Stored records
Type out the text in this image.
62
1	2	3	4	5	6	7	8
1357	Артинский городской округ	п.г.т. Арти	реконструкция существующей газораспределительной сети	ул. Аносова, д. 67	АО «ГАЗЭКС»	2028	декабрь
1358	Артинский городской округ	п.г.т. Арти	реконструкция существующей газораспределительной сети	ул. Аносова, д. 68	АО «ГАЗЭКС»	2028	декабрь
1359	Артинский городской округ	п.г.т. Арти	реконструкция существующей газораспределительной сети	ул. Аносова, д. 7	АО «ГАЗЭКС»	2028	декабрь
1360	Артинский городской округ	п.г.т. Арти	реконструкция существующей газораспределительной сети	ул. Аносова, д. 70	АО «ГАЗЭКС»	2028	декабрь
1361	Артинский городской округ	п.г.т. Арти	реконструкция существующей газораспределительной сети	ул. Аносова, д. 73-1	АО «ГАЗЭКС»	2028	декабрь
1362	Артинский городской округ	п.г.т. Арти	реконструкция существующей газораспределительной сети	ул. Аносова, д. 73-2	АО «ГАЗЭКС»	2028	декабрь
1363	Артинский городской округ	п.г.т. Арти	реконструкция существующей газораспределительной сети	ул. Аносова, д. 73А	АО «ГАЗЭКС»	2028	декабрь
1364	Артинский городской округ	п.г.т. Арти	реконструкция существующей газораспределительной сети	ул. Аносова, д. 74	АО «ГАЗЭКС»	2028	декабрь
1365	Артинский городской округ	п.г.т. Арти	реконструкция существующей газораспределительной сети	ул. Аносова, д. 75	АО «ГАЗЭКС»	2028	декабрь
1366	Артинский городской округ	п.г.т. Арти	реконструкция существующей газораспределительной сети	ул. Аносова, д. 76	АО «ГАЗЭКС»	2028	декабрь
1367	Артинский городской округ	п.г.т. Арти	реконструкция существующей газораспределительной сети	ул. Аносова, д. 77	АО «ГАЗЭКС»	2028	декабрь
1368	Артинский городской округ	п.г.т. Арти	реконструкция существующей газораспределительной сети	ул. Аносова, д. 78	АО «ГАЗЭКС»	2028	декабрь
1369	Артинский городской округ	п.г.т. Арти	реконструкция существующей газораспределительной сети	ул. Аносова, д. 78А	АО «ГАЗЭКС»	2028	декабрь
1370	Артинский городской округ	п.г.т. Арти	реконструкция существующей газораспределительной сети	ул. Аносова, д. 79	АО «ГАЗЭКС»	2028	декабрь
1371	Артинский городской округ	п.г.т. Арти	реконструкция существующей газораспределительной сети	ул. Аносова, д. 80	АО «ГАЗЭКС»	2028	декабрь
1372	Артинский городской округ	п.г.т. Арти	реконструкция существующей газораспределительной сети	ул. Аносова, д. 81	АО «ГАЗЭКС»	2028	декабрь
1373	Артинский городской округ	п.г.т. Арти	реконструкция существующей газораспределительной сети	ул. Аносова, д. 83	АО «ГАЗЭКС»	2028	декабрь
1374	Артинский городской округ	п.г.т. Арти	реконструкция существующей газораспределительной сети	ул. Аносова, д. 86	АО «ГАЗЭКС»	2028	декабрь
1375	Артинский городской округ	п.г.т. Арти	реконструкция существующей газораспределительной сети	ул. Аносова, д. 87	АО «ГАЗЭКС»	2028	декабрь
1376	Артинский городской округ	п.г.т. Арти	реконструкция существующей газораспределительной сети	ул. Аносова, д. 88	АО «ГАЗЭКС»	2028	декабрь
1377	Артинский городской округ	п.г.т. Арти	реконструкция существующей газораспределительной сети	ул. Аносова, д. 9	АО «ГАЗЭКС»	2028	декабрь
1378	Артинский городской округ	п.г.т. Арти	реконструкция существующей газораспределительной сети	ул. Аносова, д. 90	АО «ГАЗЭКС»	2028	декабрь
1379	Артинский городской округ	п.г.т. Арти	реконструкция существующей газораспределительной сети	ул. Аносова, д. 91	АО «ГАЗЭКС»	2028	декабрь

(Your instructions):
Restate the data above exactly, keeping each word as it stands.

(Solution to the exercise):
Type out the text in this image.
62
1	2	3	4	5	6	7	8
1357	Артинский городской округ	п.г.т. Арти	реконструкция существующей газораспределительной сети	ул. Аносова, д. 67	АО «ГАЗЭКС»	2028	декабрь
1358	Артинский городской округ	п.г.т. Арти	реконструкция существующей газораспределительной сети	ул. Аносова, д. 68	АО «ГАЗЭКС»	2028	декабрь
1359	Артинский городской округ	п.г.т. Арти	реконструкция существующей газораспределительной сети	ул. Аносова, д. 7	АО «ГАЗЭКС»	2028	декабрь
1360	Артинский городской округ	п.г.т. Арти	реконструкция существующей газораспределительной сети	ул. Аносова, д. 70	АО «ГАЗЭКС»	2028	декабрь
1361	Артинский городской округ	п.г.т. Арти	реконструкция существующей газораспределительной сети	ул. Аносова, д. 73-1	АО «ГАЗЭКС»	2028	декабрь
1362	Артинский городской округ	п.г.т. Арти	реконструкция существующей газораспределительной сети	ул. Аносова, д. 73-2	АО «ГАЗЭКС»	2028	декабрь
1363	Артинский городской округ	п.г.т. Арти	реконструкция существующей газораспределительной сети	ул. Аносова, д. 73А	АО «ГАЗЭКС»	2028	декабрь
1364	Артинский городской округ	п.г.т. Арти	реконструкция существующей газораспределительной сети	ул. Аносова, д. 74	АО «ГАЗЭКС»	2028	декабрь
1365	Артинский городской округ	п.г.т. Арти	реконструкция существующей газораспределительной сети	ул. Аносова, д. 75	АО «ГАЗЭКС»	2028	декабрь
1366	Артинский городской округ	п.г.т. Арти	реконструкция существующей газораспределительной сети	ул. Аносова, д. 76	АО «ГАЗЭКС»	2028	декабрь
1367	Артинский городской округ	п.г.т. Арти	реконструкция существующей газораспределительной сети	ул. Аносова, д. 77	АО «ГАЗЭКС»	2028	декабрь
1368	Артинский городской округ	п.г.т. Арти	реконструкция существующей газораспределительной сети	ул. Аносова, д. 78	АО «ГАЗЭКС»	2028	декабрь
1369	Артинский городской округ	п.г.т. Арти	реконструкция существующей газораспределительной сети	ул. Аносова, д. 78А	АО «ГАЗЭКС»	2028	декабрь
1370	Артинский городской округ	п.г.т. Арти	реконструкция существующей газораспределительной сети	ул. Аносова, д. 79	АО «ГАЗЭКС»	2028	декабрь
1371	Артинский городской округ	п.г.т. Арти	реконструкция существующей газораспределительной сети	ул. Аносова, д. 80	АО «ГАЗЭКС»	2028	декабрь
1372	Артинский городской округ	п.г.т. Арти	реконструкция существующей газораспределительной сети	ул. Аносова, д. 81	АО «ГАЗЭКС»	2028	декабрь
1373	Артинский городской округ	п.г.т. Арти	реконструкция существующей газораспределительной сети	ул. Аносова, д. 83	АО «ГАЗЭКС»	2028	декабрь
1374	Артинский городской округ	п.г.т. Арти	реконструкция существующей газораспределительной сети	ул. Аносова, д. 86	АО «ГАЗЭКС»	2028	декабрь
1375	Артинский городской округ	п.г.т. Арти	реконструкция существующей газораспределительной сети	ул. Аносова, д. 87	АО «ГАЗЭКС»	2028	декабрь
1376	Артинский городской округ	п.г.т. Арти	реконструкция существующей газораспределительной сети	ул. Аносова, д. 88	АО «ГАЗЭКС»	2028	декабрь
1377	Артинский городской округ	п.г.т. Арти	реконструкция существующей газораспределительной сети	ул. Аносова, д. 9	АО «ГАЗЭКС»	2028	декабрь
1378	Артинский городской округ	п.г.т. Арти	реконструкция существующей газораспределительной сети	ул. Аносова, д. 90	АО «ГАЗЭКС»	2028	декабрь
1379	Артинский городской округ	п.г.т. Арти	реконструкция существующей газораспределительной сети	ул. Аносова, д. 91	АО «ГАЗЭКС»	2028	декабрь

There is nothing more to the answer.